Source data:
◆ ◆ ◆

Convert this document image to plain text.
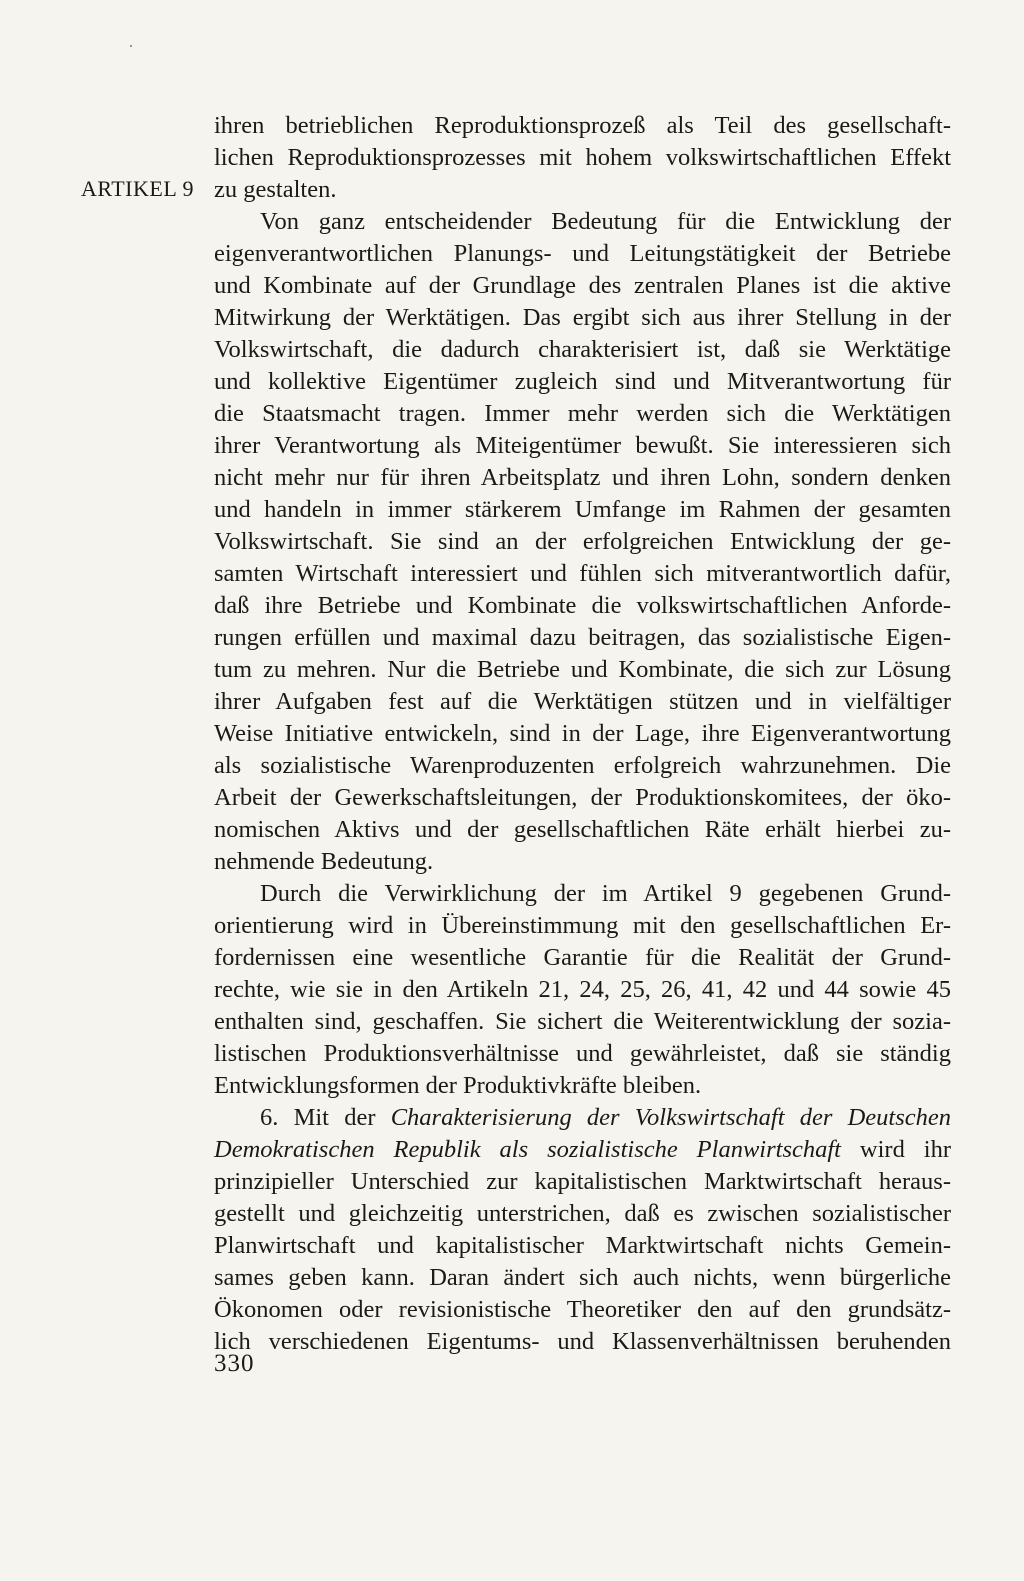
ARTIKEL 9
ihren betrieblichen Reproduktionsprozeß als Teil des gesellschaft-
lichen Reproduktionsprozesses mit hohem volkswirtschaftlichen Effekt
zu gestalten.
Von ganz entscheidender Bedeutung für die Entwicklung der
eigenverantwortlichen Planungs- und Leitungstätigkeit der Betriebe
und Kombinate auf der Grundlage des zentralen Planes ist die aktive
Mitwirkung der Werktätigen. Das ergibt sich aus ihrer Stellung in der
Volkswirtschaft, die dadurch charakterisiert ist, daß sie Werktätige
und kollektive Eigentümer zugleich sind und Mitverantwortung für
die Staatsmacht tragen. Immer mehr werden sich die Werktätigen
ihrer Verantwortung als Miteigentümer bewußt. Sie interessieren sich
nicht mehr nur für ihren Arbeitsplatz und ihren Lohn, sondern denken
und handeln in immer stärkerem Umfange im Rahmen der gesamten
Volkswirtschaft. Sie sind an der erfolgreichen Entwicklung der ge-
samten Wirtschaft interessiert und fühlen sich mitverantwortlich dafür,
daß ihre Betriebe und Kombinate die volkswirtschaftlichen Anforde-
rungen erfüllen und maximal dazu beitragen, das sozialistische Eigen-
tum zu mehren. Nur die Betriebe und Kombinate, die sich zur Lösung
ihrer Aufgaben fest auf die Werktätigen stützen und in vielfältiger
Weise Initiative entwickeln, sind in der Lage, ihre Eigenverantwortung
als sozialistische Warenproduzenten erfolgreich wahrzunehmen. Die
Arbeit der Gewerkschaftsleitungen, der Produktionskomitees, der öko-
nomischen Aktivs und der gesellschaftlichen Räte erhält hierbei zu-
nehmende Bedeutung.
Durch die Verwirklichung der im Artikel 9 gegebenen Grund-
orientierung wird in Übereinstimmung mit den gesellschaftlichen Er-
fordernissen eine wesentliche Garantie für die Realität der Grund-
rechte, wie sie in den Artikeln 21, 24, 25, 26, 41, 42 und 44 sowie 45
enthalten sind, geschaffen. Sie sichert die Weiterentwicklung der sozia-
listischen Produktionsverhältnisse und gewährleistet, daß sie ständig
Entwicklungsformen der Produktivkräfte bleiben.
6. Mit der Charakterisierung der Volkswirtschaft der Deutschen
Demokratischen Republik als sozialistische Planwirtschaft wird ihr
prinzipieller Unterschied zur kapitalistischen Marktwirtschaft heraus-
gestellt und gleichzeitig unterstrichen, daß es zwischen sozialistischer
Planwirtschaft und kapitalistischer Marktwirtschaft nichts Gemein-
sames geben kann. Daran ändert sich auch nichts, wenn bürgerliche
Ökonomen oder revisionistische Theoretiker den auf den grundsätz-
lich verschiedenen Eigentums- und Klassenverhältnissen beruhenden
330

◆ ◆ ◆

[TASK INSTRUCTIONS]
The data above should be repeated exactly, minus any pictures.

[RESPONSE]
Convert this document image to plain text.
ARTIKEL 9
ihren betrieblichen Reproduktionsprozeß als Teil des gesellschaft-
lichen Reproduktionsprozesses mit hohem volkswirtschaftlichen Effekt
zu gestalten.
Von ganz entscheidender Bedeutung für die Entwicklung der
eigenverantwortlichen Planungs- und Leitungstätigkeit der Betriebe
und Kombinate auf der Grundlage des zentralen Planes ist die aktive
Mitwirkung der Werktätigen. Das ergibt sich aus ihrer Stellung in der
Volkswirtschaft, die dadurch charakterisiert ist, daß sie Werktätige
und kollektive Eigentümer zugleich sind und Mitverantwortung für
die Staatsmacht tragen. Immer mehr werden sich die Werktätigen
ihrer Verantwortung als Miteigentümer bewußt. Sie interessieren sich
nicht mehr nur für ihren Arbeitsplatz und ihren Lohn, sondern denken
und handeln in immer stärkerem Umfange im Rahmen der gesamten
Volkswirtschaft. Sie sind an der erfolgreichen Entwicklung der ge-
samten Wirtschaft interessiert und fühlen sich mitverantwortlich dafür,
daß ihre Betriebe und Kombinate die volkswirtschaftlichen Anforde-
rungen erfüllen und maximal dazu beitragen, das sozialistische Eigen-
tum zu mehren. Nur die Betriebe und Kombinate, die sich zur Lösung
ihrer Aufgaben fest auf die Werktätigen stützen und in vielfältiger
Weise Initiative entwickeln, sind in der Lage, ihre Eigenverantwortung
als sozialistische Warenproduzenten erfolgreich wahrzunehmen. Die
Arbeit der Gewerkschaftsleitungen, der Produktionskomitees, der öko-
nomischen Aktivs und der gesellschaftlichen Räte erhält hierbei zu-
nehmende Bedeutung.
Durch die Verwirklichung der im Artikel 9 gegebenen Grund-
orientierung wird in Übereinstimmung mit den gesellschaftlichen Er-
fordernissen eine wesentliche Garantie für die Realität der Grund-
rechte, wie sie in den Artikeln 21, 24, 25, 26, 41, 42 und 44 sowie 45
enthalten sind, geschaffen. Sie sichert die Weiterentwicklung der sozia-
listischen Produktionsverhältnisse und gewährleistet, daß sie ständig
Entwicklungsformen der Produktivkräfte bleiben.
6. Mit der Charakterisierung der Volkswirtschaft der Deutschen
Demokratischen Republik als sozialistische Planwirtschaft wird ihr
prinzipieller Unterschied zur kapitalistischen Marktwirtschaft heraus-
gestellt und gleichzeitig unterstrichen, daß es zwischen sozialistischer
Planwirtschaft und kapitalistischer Marktwirtschaft nichts Gemein-
sames geben kann. Daran ändert sich auch nichts, wenn bürgerliche
Ökonomen oder revisionistische Theoretiker den auf den grundsätz-
lich verschiedenen Eigentums- und Klassenverhältnissen beruhenden
330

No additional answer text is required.